Page excerpt |
=== Section Start ===
Placement of Module Help
The Get-Help cmdlet looks for module Help topic files in language-specific subdirectories of the module directory.
For example, the following directory structure diagram shows the location of the Help topics for the SampleModule module.
<ModulePath> \SampleModule \<en-US> \about_SampleModule.help.txt \SampleModule.dll-help.xml \SampleNestedModule.dll-help.xml \<fr-FR> \about_SampleModule.help.txt \SampleModule.dll-help.xml \SampleNestedModule.dll-help.xml
In the example, the <ModulePath> placeholder represents one of the paths in the
Getting Module Help
When a user imports a module into a session, the Help topics for that module are imported into the session along with the module. You can list the Help topic files in the value of the FileList key in the module manifest, but Help topics are not affected by the Export-ModuleMember cmdlet.
You can provide module Help topics in different languages. The Get-Help cmdlet automatically displays module Help topics in the language that is specified for the current user in the Regional and Language Options item in Control Panel. In Windows Vista and later versions of Windows, Get-Help searches for the Help topics in language-specific subdirectories of the module directory in accordance with the language fallback standards established for Windows.
Beginning in Windows PowerShell 3.0, running a Get-Help command for a cmdlet or function triggers automatic importing of the module. The Get-Help cmdlet immediately displays the contents of the help topics in the module.
If the module does not contain help topics and there are no help topics for the commands in the module on the user’s computer, Get-Help displays auto-generated help. The auto-generated help includes the command syntax, parameters, and input and output types, but does not include any descriptions. The auto-generated help includes text that directs the user to try to use the Update-Help cmdlet to download help for the command from the Internet or a file share. It also recommends using the Online parameter of the Get-Help cmdlet to get the online version of the help topic.
=== Section End ===
Extracted records |
=== Section Start ===
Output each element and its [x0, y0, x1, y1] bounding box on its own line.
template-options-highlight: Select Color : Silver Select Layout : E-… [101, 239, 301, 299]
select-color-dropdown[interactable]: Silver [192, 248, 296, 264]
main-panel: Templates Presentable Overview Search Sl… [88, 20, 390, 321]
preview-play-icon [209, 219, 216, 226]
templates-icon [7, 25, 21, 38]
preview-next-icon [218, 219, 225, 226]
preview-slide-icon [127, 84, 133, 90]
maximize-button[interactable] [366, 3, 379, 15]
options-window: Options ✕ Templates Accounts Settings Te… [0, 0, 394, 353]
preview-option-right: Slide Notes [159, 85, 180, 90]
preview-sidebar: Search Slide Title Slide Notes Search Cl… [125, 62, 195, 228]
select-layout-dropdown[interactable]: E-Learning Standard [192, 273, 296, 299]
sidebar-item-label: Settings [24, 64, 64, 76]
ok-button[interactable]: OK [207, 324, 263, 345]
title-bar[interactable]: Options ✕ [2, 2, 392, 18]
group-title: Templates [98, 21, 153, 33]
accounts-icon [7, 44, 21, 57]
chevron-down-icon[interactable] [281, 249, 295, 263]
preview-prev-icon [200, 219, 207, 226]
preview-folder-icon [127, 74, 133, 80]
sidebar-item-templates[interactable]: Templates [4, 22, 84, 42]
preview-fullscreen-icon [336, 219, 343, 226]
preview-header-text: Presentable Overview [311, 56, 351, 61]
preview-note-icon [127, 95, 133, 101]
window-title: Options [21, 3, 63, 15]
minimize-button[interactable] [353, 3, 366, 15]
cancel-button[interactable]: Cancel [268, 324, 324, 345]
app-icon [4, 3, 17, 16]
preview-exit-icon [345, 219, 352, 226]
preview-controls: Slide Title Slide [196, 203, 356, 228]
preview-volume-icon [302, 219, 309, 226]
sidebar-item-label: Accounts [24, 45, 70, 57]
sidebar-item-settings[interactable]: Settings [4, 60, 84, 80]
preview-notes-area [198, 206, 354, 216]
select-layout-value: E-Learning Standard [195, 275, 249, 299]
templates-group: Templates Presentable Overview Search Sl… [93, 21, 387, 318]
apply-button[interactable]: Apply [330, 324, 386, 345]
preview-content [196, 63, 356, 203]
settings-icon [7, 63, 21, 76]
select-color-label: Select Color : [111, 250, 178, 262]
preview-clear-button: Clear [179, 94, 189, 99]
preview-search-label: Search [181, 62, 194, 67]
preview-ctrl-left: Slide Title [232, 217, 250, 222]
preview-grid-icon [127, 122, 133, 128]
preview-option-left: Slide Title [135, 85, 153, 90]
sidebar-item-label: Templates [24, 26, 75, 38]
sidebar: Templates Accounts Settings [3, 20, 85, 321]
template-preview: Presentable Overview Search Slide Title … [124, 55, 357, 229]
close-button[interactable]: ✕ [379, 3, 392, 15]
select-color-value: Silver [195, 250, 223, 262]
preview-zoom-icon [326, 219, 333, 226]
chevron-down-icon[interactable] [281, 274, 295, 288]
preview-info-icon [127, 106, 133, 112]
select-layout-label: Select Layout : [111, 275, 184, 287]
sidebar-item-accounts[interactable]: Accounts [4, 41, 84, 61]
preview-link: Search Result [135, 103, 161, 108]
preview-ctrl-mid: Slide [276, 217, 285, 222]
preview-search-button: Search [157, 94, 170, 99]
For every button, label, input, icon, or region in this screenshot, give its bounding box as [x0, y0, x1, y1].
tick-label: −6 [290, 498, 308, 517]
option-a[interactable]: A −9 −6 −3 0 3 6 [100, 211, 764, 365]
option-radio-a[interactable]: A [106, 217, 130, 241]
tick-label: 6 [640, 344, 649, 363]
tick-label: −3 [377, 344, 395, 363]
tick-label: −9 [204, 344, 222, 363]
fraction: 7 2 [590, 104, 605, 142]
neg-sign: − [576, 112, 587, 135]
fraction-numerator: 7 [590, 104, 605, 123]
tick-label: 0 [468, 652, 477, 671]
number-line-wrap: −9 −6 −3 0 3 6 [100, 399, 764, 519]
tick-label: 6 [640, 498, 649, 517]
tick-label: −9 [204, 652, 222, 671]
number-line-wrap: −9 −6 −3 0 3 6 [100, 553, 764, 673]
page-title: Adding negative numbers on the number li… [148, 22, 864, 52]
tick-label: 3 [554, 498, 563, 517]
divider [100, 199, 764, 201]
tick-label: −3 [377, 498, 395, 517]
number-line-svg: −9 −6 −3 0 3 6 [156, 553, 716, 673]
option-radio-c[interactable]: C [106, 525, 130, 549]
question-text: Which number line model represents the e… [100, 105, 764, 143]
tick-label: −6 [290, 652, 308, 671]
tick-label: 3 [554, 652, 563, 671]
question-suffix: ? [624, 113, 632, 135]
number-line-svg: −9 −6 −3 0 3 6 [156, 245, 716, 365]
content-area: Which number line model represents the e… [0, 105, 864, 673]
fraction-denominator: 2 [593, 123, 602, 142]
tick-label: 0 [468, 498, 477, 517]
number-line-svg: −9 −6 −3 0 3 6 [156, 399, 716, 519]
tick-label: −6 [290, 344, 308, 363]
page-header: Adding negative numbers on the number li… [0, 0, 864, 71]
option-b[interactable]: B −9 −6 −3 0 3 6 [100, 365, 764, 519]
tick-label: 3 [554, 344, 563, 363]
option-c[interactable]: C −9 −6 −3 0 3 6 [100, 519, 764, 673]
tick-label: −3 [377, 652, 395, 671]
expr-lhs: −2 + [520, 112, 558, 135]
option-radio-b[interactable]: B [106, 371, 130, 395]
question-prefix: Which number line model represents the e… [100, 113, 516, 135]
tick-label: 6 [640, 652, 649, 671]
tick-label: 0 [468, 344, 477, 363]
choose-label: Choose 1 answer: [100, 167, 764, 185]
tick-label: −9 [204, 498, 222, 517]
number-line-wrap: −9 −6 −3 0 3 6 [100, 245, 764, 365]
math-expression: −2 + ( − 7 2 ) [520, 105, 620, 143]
=== Section End ===
What is required |
Can you print the whole module Help text word for word? The lines aren't needed here.

Response below |
Placement of Module Help
The Get-Help cmdlet looks for module Help topic files in language-specific subdirectories of the module directory.
For example, the following directory structure diagram shows the location of the Help topics for the SampleModule module.
<ModulePath> \SampleModule \<en-US> \about_SampleModule.help.txt \SampleModule.dll-help.xml \SampleNestedModule.dll-help.xml \<fr-FR> \about_SampleModule.help.txt \SampleModule.dll-help.xml \SampleNestedModule.dll-help.xml
In the example, the <ModulePath> placeholder represents one of the paths in the
Getting Module Help
When a user imports a module into a session, the Help topics for that module are imported into the session along with the module. You can list the Help topic files in the value of the FileList key in the module manifest, but Help topics are not affected by the Export-ModuleMember cmdlet.
You can provide module Help topics in different languages. The Get-Help cmdlet automatically displays module Help topics in the language that is specified for the current user in the Regional and Language Options item in Control Panel. In Windows Vista and later versions of Windows, Get-Help searches for the Help topics in language-specific subdirectories of the module directory in accordance with the language fallback standards established for Windows.
Beginning in Windows PowerShell 3.0, running a Get-Help command for a cmdlet or function triggers automatic importing of the module. The Get-Help cmdlet immediately displays the contents of the help topics in the module.
If the module does not contain help topics and there are no help topics for the commands in the module on the user’s computer, Get-Help displays auto-generated help. The auto-generated help includes the command syntax, parameters, and input and output types, but does not include any descriptions. The auto-generated help includes text that directs the user to try to use the Update-Help cmdlet to download help for the command from the Internet or a file share. It also recommends using the Online parameter of the Get-Help cmdlet to get the online version of the help topic.